Start of Material for the task

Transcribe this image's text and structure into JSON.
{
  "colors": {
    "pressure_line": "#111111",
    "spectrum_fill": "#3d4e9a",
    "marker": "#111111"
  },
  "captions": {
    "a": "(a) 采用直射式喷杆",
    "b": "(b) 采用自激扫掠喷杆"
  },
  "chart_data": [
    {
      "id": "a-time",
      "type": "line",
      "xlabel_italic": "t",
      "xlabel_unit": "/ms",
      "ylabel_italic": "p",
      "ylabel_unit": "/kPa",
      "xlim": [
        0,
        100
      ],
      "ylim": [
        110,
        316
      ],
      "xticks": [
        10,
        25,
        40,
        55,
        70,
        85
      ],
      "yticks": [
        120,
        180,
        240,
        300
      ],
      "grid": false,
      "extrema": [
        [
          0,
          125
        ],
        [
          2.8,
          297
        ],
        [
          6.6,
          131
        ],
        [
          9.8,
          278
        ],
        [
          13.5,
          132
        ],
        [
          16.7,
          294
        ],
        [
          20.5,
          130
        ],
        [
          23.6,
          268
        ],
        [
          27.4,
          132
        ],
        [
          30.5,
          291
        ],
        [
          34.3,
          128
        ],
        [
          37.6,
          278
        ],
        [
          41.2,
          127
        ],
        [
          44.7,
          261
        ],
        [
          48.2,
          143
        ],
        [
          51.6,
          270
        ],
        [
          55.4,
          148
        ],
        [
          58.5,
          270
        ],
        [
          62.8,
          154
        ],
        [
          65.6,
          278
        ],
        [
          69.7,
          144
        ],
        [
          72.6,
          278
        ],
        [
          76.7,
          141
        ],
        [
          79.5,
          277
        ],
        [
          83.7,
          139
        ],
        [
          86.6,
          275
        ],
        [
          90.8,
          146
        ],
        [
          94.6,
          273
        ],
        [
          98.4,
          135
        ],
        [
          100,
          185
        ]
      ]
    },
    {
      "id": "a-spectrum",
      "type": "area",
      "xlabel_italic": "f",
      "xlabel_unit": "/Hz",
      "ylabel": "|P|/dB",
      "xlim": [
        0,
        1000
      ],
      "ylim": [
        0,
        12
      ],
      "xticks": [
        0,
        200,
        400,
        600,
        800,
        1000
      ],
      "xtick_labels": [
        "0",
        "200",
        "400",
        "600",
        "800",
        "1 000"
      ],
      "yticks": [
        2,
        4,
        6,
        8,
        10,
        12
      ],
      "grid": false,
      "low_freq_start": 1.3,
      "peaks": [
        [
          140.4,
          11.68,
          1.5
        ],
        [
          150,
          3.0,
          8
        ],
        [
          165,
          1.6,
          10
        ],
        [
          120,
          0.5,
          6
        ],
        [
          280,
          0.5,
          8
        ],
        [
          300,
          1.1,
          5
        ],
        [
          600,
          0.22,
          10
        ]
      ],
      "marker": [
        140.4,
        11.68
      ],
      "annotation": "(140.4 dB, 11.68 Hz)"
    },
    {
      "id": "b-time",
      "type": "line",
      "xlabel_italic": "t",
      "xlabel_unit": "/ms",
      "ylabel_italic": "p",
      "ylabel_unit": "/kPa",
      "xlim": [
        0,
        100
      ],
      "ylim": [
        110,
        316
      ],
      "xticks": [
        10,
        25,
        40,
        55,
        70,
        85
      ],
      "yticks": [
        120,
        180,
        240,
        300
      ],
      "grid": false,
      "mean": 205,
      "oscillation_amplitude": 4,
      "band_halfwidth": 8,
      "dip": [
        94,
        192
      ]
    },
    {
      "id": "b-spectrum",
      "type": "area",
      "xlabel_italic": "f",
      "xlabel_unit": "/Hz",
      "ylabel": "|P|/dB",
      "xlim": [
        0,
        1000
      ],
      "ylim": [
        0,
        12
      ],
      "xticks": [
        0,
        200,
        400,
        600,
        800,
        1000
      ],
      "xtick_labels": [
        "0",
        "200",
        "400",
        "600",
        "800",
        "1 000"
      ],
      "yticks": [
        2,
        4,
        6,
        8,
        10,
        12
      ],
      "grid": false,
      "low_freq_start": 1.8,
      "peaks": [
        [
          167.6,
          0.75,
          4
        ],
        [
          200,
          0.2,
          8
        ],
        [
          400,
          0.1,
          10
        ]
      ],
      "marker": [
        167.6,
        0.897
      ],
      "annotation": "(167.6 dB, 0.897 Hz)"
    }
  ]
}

End of Material for the task

## [Task to carry out]
Exactly reproduce every record.

## [Finished task]
Transcribe this image's text and structure into JSON.
{
  "colors": {
    "pressure_line": "#111111",
    "spectrum_fill": "#3d4e9a",
    "marker": "#111111"
  },
  "captions": {
    "a": "(a) 采用直射式喷杆",
    "b": "(b) 采用自激扫掠喷杆"
  },
  "chart_data": [
    {
      "id": "a-time",
      "type": "line",
      "xlabel_italic": "t",
      "xlabel_unit": "/ms",
      "ylabel_italic": "p",
      "ylabel_unit": "/kPa",
      "xlim": [
        0,
        100
      ],
      "ylim": [
        110,
        316
      ],
      "xticks": [
        10,
        25,
        40,
        55,
        70,
        85
      ],
      "yticks": [
        120,
        180,
        240,
        300
      ],
      "grid": false,
      "extrema": [
        [
          0,
          125
        ],
        [
          2.8,
          297
        ],
        [
          6.6,
          131
        ],
        [
          9.8,
          278
        ],
        [
          13.5,
          132
        ],
        [
          16.7,
          294
        ],
        [
          20.5,
          130
        ],
        [
          23.6,
          268
        ],
        [
          27.4,
          132
        ],
        [
          30.5,
          291
        ],
        [
          34.3,
          128
        ],
        [
          37.6,
          278
        ],
        [
          41.2,
          127
        ],
        [
          44.7,
          261
        ],
        [
          48.2,
          143
        ],
        [
          51.6,
          270
        ],
        [
          55.4,
          148
        ],
        [
          58.5,
          270
        ],
        [
          62.8,
          154
        ],
        [
          65.6,
          278
        ],
        [
          69.7,
          144
        ],
        [
          72.6,
          278
        ],
        [
          76.7,
          141
        ],
        [
          79.5,
          277
        ],
        [
          83.7,
          139
        ],
        [
          86.6,
          275
        ],
        [
          90.8,
          146
        ],
        [
          94.6,
          273
        ],
        [
          98.4,
          135
        ],
        [
          100,
          185
        ]
      ]
    },
    {
      "id": "a-spectrum",
      "type": "area",
      "xlabel_italic": "f",
      "xlabel_unit": "/Hz",
      "ylabel": "|P|/dB",
      "xlim": [
        0,
        1000
      ],
      "ylim": [
        0,
        12
      ],
      "xticks": [
        0,
        200,
        400,
        600,
        800,
        1000
      ],
      "xtick_labels": [
        "0",
        "200",
        "400",
        "600",
        "800",
        "1 000"
      ],
      "yticks": [
        2,
        4,
        6,
        8,
        10,
        12
      ],
      "grid": false,
      "low_freq_start": 1.3,
      "peaks": [
        [
          140.4,
          11.68,
          1.5
        ],
        [
          150,
          3.0,
          8
        ],
        [
          165,
          1.6,
          10
        ],
        [
          120,
          0.5,
          6
        ],
        [
          280,
          0.5,
          8
        ],
        [
          300,
          1.1,
          5
        ],
        [
          600,
          0.22,
          10
        ]
      ],
      "marker": [
        140.4,
        11.68
      ],
      "annotation": "(140.4 dB, 11.68 Hz)"
    },
    {
      "id": "b-time",
      "type": "line",
      "xlabel_italic": "t",
      "xlabel_unit": "/ms",
      "ylabel_italic": "p",
      "ylabel_unit": "/kPa",
      "xlim": [
        0,
        100
      ],
      "ylim": [
        110,
        316
      ],
      "xticks": [
        10,
        25,
        40,
        55,
        70,
        85
      ],
      "yticks": [
        120,
        180,
        240,
        300
      ],
      "grid": false,
      "mean": 205,
      "oscillation_amplitude": 4,
      "band_halfwidth": 8,
      "dip": [
        94,
        192
      ]
    },
    {
      "id": "b-spectrum",
      "type": "area",
      "xlabel_italic": "f",
      "xlabel_unit": "/Hz",
      "ylabel": "|P|/dB",
      "xlim": [
        0,
        1000
      ],
      "ylim": [
        0,
        12
      ],
      "xticks": [
        0,
        200,
        400,
        600,
        800,
        1000
      ],
      "xtick_labels": [
        "0",
        "200",
        "400",
        "600",
        "800",
        "1 000"
      ],
      "yticks": [
        2,
        4,
        6,
        8,
        10,
        12
      ],
      "grid": false,
      "low_freq_start": 1.8,
      "peaks": [
        [
          167.6,
          0.75,
          4
        ],
        [
          200,
          0.2,
          8
        ],
        [
          400,
          0.1,
          10
        ]
      ],
      "marker": [
        167.6,
        0.897
      ],
      "annotation": "(167.6 dB, 0.897 Hz)"
    }
  ]
}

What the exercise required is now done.